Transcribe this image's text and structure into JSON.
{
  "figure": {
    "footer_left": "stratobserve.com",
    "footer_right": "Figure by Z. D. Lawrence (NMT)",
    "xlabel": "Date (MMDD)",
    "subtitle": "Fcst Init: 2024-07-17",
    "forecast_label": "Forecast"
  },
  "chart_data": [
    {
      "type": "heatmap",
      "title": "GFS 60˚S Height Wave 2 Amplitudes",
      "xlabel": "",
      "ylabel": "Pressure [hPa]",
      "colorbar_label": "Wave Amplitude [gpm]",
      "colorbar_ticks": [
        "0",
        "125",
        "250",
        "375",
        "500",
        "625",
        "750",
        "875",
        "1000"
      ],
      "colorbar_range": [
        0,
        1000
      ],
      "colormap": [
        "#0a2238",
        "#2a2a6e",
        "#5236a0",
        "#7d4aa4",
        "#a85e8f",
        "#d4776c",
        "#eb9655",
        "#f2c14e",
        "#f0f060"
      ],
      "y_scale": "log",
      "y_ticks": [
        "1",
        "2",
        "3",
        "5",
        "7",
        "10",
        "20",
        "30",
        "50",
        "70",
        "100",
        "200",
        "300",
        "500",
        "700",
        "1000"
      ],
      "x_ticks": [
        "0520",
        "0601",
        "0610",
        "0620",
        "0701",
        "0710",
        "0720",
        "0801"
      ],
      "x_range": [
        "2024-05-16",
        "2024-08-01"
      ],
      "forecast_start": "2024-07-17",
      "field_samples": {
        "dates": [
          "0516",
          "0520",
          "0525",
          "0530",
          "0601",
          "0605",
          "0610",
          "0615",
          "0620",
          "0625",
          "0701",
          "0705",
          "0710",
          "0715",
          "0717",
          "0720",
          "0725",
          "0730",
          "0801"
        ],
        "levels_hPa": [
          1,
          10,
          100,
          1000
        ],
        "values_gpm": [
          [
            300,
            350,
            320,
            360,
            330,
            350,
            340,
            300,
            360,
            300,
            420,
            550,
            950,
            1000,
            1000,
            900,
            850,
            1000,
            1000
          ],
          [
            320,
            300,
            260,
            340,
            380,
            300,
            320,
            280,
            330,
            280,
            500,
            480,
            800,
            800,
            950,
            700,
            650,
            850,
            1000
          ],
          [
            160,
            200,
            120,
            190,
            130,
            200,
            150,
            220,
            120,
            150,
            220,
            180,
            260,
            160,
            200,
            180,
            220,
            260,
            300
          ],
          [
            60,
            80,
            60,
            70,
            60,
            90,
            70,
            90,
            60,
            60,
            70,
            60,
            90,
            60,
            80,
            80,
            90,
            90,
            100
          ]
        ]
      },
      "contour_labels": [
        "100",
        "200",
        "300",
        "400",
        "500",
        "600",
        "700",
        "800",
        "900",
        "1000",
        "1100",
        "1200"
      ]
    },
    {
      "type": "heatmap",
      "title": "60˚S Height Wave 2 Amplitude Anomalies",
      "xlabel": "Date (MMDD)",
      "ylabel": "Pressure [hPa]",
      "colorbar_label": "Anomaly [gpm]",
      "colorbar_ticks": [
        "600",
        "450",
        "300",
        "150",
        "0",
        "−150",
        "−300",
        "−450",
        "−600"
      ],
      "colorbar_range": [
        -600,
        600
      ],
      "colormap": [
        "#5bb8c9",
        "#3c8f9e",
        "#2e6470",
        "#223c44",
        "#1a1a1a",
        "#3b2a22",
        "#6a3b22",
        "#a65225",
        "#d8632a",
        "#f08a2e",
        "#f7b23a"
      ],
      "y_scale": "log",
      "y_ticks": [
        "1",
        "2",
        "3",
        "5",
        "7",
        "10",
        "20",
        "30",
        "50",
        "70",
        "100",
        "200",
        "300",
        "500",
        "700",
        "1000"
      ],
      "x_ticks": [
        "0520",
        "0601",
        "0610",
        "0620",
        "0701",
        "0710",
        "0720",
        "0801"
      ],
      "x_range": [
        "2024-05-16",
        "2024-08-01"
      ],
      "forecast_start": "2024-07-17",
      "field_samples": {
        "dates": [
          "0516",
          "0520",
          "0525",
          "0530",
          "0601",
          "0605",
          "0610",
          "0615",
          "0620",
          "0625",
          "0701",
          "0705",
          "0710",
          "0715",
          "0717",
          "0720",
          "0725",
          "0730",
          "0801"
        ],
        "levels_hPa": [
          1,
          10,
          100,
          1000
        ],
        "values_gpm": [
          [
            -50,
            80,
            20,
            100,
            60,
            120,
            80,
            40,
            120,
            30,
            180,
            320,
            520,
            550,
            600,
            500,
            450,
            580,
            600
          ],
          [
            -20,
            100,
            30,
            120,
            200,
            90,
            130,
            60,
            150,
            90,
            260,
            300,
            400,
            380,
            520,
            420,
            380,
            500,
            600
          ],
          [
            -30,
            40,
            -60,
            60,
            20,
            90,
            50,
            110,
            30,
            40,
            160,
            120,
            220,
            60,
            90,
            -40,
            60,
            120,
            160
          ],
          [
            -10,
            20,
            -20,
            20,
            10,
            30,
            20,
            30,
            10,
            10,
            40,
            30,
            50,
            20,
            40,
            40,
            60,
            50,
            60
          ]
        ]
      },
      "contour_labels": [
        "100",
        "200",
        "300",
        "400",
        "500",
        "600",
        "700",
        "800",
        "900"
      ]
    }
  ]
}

· · · ·

Give a word-for-word copy of the records.

Transcribe this image's text and structure into JSON.
{
  "figure": {
    "footer_left": "stratobserve.com",
    "footer_right": "Figure by Z. D. Lawrence (NMT)",
    "xlabel": "Date (MMDD)",
    "subtitle": "Fcst Init: 2024-07-17",
    "forecast_label": "Forecast"
  },
  "chart_data": [
    {
      "type": "heatmap",
      "title": "GFS 60˚S Height Wave 2 Amplitudes",
      "xlabel": "",
      "ylabel": "Pressure [hPa]",
      "colorbar_label": "Wave Amplitude [gpm]",
      "colorbar_ticks": [
        "0",
        "125",
        "250",
        "375",
        "500",
        "625",
        "750",
        "875",
        "1000"
      ],
      "colorbar_range": [
        0,
        1000
      ],
      "colormap": [
        "#0a2238",
        "#2a2a6e",
        "#5236a0",
        "#7d4aa4",
        "#a85e8f",
        "#d4776c",
        "#eb9655",
        "#f2c14e",
        "#f0f060"
      ],
      "y_scale": "log",
      "y_ticks": [
        "1",
        "2",
        "3",
        "5",
        "7",
        "10",
        "20",
        "30",
        "50",
        "70",
        "100",
        "200",
        "300",
        "500",
        "700",
        "1000"
      ],
      "x_ticks": [
        "0520",
        "0601",
        "0610",
        "0620",
        "0701",
        "0710",
        "0720",
        "0801"
      ],
      "x_range": [
        "2024-05-16",
        "2024-08-01"
      ],
      "forecast_start": "2024-07-17",
      "field_samples": {
        "dates": [
          "0516",
          "0520",
          "0525",
          "0530",
          "0601",
          "0605",
          "0610",
          "0615",
          "0620",
          "0625",
          "0701",
          "0705",
          "0710",
          "0715",
          "0717",
          "0720",
          "0725",
          "0730",
          "0801"
        ],
        "levels_hPa": [
          1,
          10,
          100,
          1000
        ],
        "values_gpm": [
          [
            300,
            350,
            320,
            360,
            330,
            350,
            340,
            300,
            360,
            300,
            420,
            550,
            950,
            1000,
            1000,
            900,
            850,
            1000,
            1000
          ],
          [
            320,
            300,
            260,
            340,
            380,
            300,
            320,
            280,
            330,
            280,
            500,
            480,
            800,
            800,
            950,
            700,
            650,
            850,
            1000
          ],
          [
            160,
            200,
            120,
            190,
            130,
            200,
            150,
            220,
            120,
            150,
            220,
            180,
            260,
            160,
            200,
            180,
            220,
            260,
            300
          ],
          [
            60,
            80,
            60,
            70,
            60,
            90,
            70,
            90,
            60,
            60,
            70,
            60,
            90,
            60,
            80,
            80,
            90,
            90,
            100
          ]
        ]
      },
      "contour_labels": [
        "100",
        "200",
        "300",
        "400",
        "500",
        "600",
        "700",
        "800",
        "900",
        "1000",
        "1100",
        "1200"
      ]
    },
    {
      "type": "heatmap",
      "title": "60˚S Height Wave 2 Amplitude Anomalies",
      "xlabel": "Date (MMDD)",
      "ylabel": "Pressure [hPa]",
      "colorbar_label": "Anomaly [gpm]",
      "colorbar_ticks": [
        "600",
        "450",
        "300",
        "150",
        "0",
        "−150",
        "−300",
        "−450",
        "−600"
      ],
      "colorbar_range": [
        -600,
        600
      ],
      "colormap": [
        "#5bb8c9",
        "#3c8f9e",
        "#2e6470",
        "#223c44",
        "#1a1a1a",
        "#3b2a22",
        "#6a3b22",
        "#a65225",
        "#d8632a",
        "#f08a2e",
        "#f7b23a"
      ],
      "y_scale": "log",
      "y_ticks": [
        "1",
        "2",
        "3",
        "5",
        "7",
        "10",
        "20",
        "30",
        "50",
        "70",
        "100",
        "200",
        "300",
        "500",
        "700",
        "1000"
      ],
      "x_ticks": [
        "0520",
        "0601",
        "0610",
        "0620",
        "0701",
        "0710",
        "0720",
        "0801"
      ],
      "x_range": [
        "2024-05-16",
        "2024-08-01"
      ],
      "forecast_start": "2024-07-17",
      "field_samples": {
        "dates": [
          "0516",
          "0520",
          "0525",
          "0530",
          "0601",
          "0605",
          "0610",
          "0615",
          "0620",
          "0625",
          "0701",
          "0705",
          "0710",
          "0715",
          "0717",
          "0720",
          "0725",
          "0730",
          "0801"
        ],
        "levels_hPa": [
          1,
          10,
          100,
          1000
        ],
        "values_gpm": [
          [
            -50,
            80,
            20,
            100,
            60,
            120,
            80,
            40,
            120,
            30,
            180,
            320,
            520,
            550,
            600,
            500,
            450,
            580,
            600
          ],
          [
            -20,
            100,
            30,
            120,
            200,
            90,
            130,
            60,
            150,
            90,
            260,
            300,
            400,
            380,
            520,
            420,
            380,
            500,
            600
          ],
          [
            -30,
            40,
            -60,
            60,
            20,
            90,
            50,
            110,
            30,
            40,
            160,
            120,
            220,
            60,
            90,
            -40,
            60,
            120,
            160
          ],
          [
            -10,
            20,
            -20,
            20,
            10,
            30,
            20,
            30,
            10,
            10,
            40,
            30,
            50,
            20,
            40,
            40,
            60,
            50,
            60
          ]
        ]
      },
      "contour_labels": [
        "100",
        "200",
        "300",
        "400",
        "500",
        "600",
        "700",
        "800",
        "900"
      ]
    }
  ]
}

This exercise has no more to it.